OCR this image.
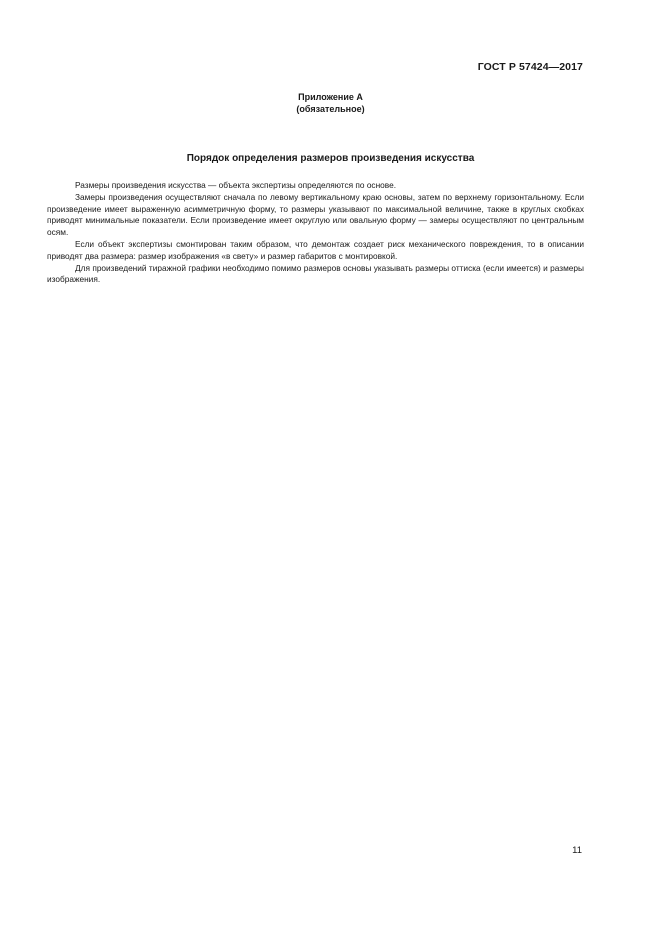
ГОСТ Р 57424—2017
Приложение А
(обязательное)
Порядок определения размеров произведения искусства

Размеры произведения искусства — объекта экспертизы определяются по основе.

Замеры произведения осуществляют сначала по левому вертикальному краю основы, затем по верхнему горизонтальному. Если произведение имеет выраженную асимметричную форму, то размеры указывают по максимальной величине, также в круглых скобках приводят минимальные показатели. Если произведение имеет округлую или овальную форму — замеры осуществляют по центральным осям.

Если объект экспертизы смонтирован таким образом, что демонтаж создает риск механического повреждения, то в описании приводят два размера: размер изображения «в свету» и размер габаритов с монтировкой.

Для произведений тиражной графики необходимо помимо размеров основы указывать размеры оттиска (если имеется) и размеры изображения.

11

▶ INSTRUCTION: Leave out the pictures and transcribe the entries above exactly.

▶ RESULT FOR THIS TASK:
OCR this image.
ГОСТ Р 57424—2017
Приложение А
(обязательное)
Порядок определения размеров произведения искусства

Размеры произведения искусства — объекта экспертизы определяются по основе.

Замеры произведения осуществляют сначала по левому вертикальному краю основы, затем по верхнему горизонтальному. Если произведение имеет выраженную асимметричную форму, то размеры указывают по максимальной величине, также в круглых скобках приводят минимальные показатели. Если произведение имеет округлую или овальную форму — замеры осуществляют по центральным осям.

Если объект экспертизы смонтирован таким образом, что демонтаж создает риск механического повреждения, то в описании приводят два размера: размер изображения «в свету» и размер габаритов с монтировкой.

Для произведений тиражной графики необходимо помимо размеров основы указывать размеры оттиска (если имеется) и размеры изображения.

11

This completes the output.